RECORD EXTRACTS |
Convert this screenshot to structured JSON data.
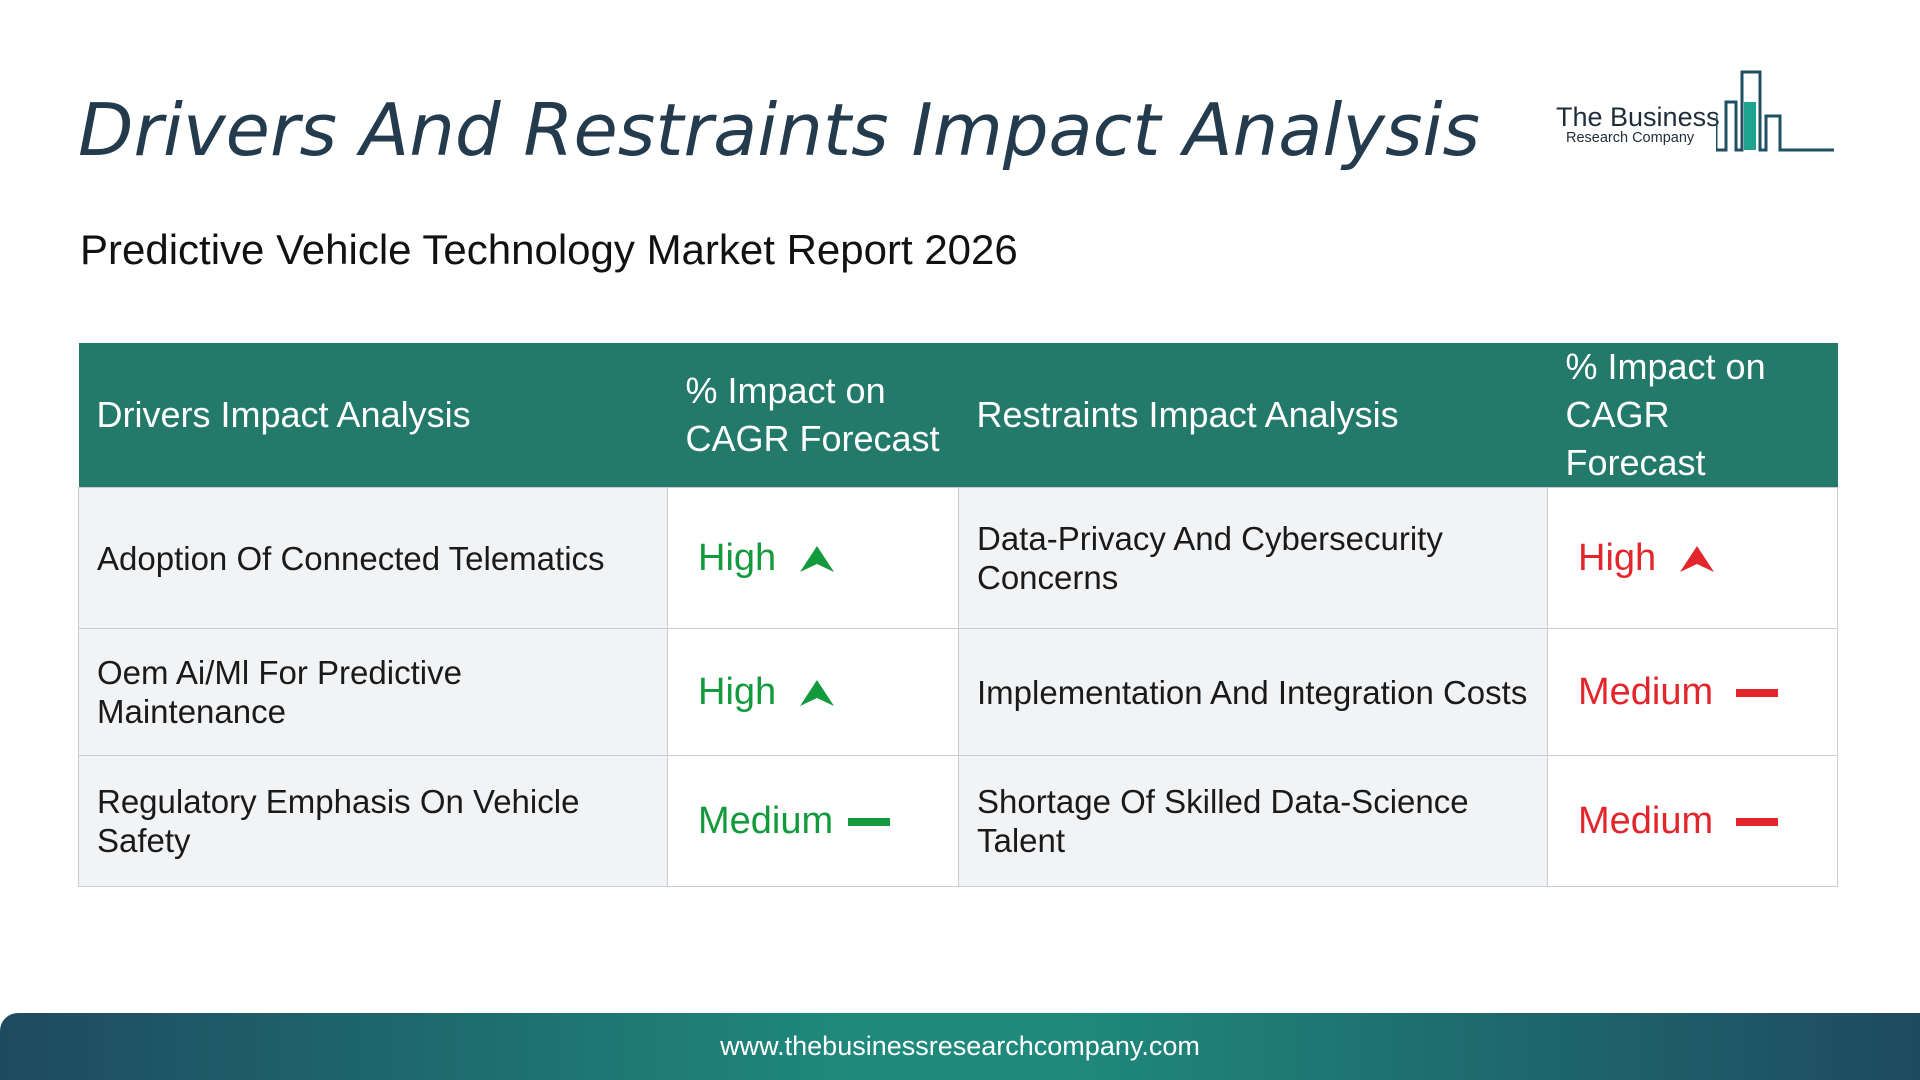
{
  "header": {
    "title": "Drivers And Restraints Impact Analysis",
    "subtitle": "Predictive Vehicle Technology Market Report 2026"
  },
  "logo": {
    "name": "The Business",
    "tagline": "Research Company"
  },
  "table": {
    "columns": [
      "Drivers Impact Analysis",
      "% Impact on CAGR Forecast",
      "Restraints Impact Analysis",
      "% Impact on CAGR Forecast"
    ],
    "rows": [
      {
        "driver": "Adoption Of Connected Telematics",
        "driver_impact": "High",
        "driver_indicator": "up-arrow-icon",
        "restraint": "Data-Privacy And Cybersecurity Concerns",
        "restraint_impact": "High",
        "restraint_indicator": "up-arrow-icon"
      },
      {
        "driver": "Oem Ai/Ml For Predictive Maintenance",
        "driver_impact": "High",
        "driver_indicator": "up-arrow-icon",
        "restraint": "Implementation And Integration Costs",
        "restraint_impact": "Medium",
        "restraint_indicator": "dash-icon"
      },
      {
        "driver": "Regulatory Emphasis On Vehicle Safety",
        "driver_impact": "Medium",
        "driver_indicator": "dash-icon",
        "restraint": "Shortage Of Skilled Data-Science Talent",
        "restraint_impact": "Medium",
        "restraint_indicator": "dash-icon"
      }
    ]
  },
  "colors": {
    "header_bg": "#247a6a",
    "driver_rating": "#139a3c",
    "restraint_rating": "#e3262c",
    "title": "#243b4e"
  },
  "footer": {
    "url": "www.thebusinessresearchcompany.com"
  }
}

YOUR GOAL | Repeat the data exactly, dropping every picture it holds.

WRITTEN REPLY |
Convert this screenshot to structured JSON data.
{
  "header": {
    "title": "Drivers And Restraints Impact Analysis",
    "subtitle": "Predictive Vehicle Technology Market Report 2026"
  },
  "logo": {
    "name": "The Business",
    "tagline": "Research Company"
  },
  "table": {
    "columns": [
      "Drivers Impact Analysis",
      "% Impact on CAGR Forecast",
      "Restraints Impact Analysis",
      "% Impact on CAGR Forecast"
    ],
    "rows": [
      {
        "driver": "Adoption Of Connected Telematics",
        "driver_impact": "High",
        "driver_indicator": "up-arrow-icon",
        "restraint": "Data-Privacy And Cybersecurity Concerns",
        "restraint_impact": "High",
        "restraint_indicator": "up-arrow-icon"
      },
      {
        "driver": "Oem Ai/Ml For Predictive Maintenance",
        "driver_impact": "High",
        "driver_indicator": "up-arrow-icon",
        "restraint": "Implementation And Integration Costs",
        "restraint_impact": "Medium",
        "restraint_indicator": "dash-icon"
      },
      {
        "driver": "Regulatory Emphasis On Vehicle Safety",
        "driver_impact": "Medium",
        "driver_indicator": "dash-icon",
        "restraint": "Shortage Of Skilled Data-Science Talent",
        "restraint_impact": "Medium",
        "restraint_indicator": "dash-icon"
      }
    ]
  },
  "colors": {
    "header_bg": "#247a6a",
    "driver_rating": "#139a3c",
    "restraint_rating": "#e3262c",
    "title": "#243b4e"
  },
  "footer": {
    "url": "www.thebusinessresearchcompany.com"
  }
}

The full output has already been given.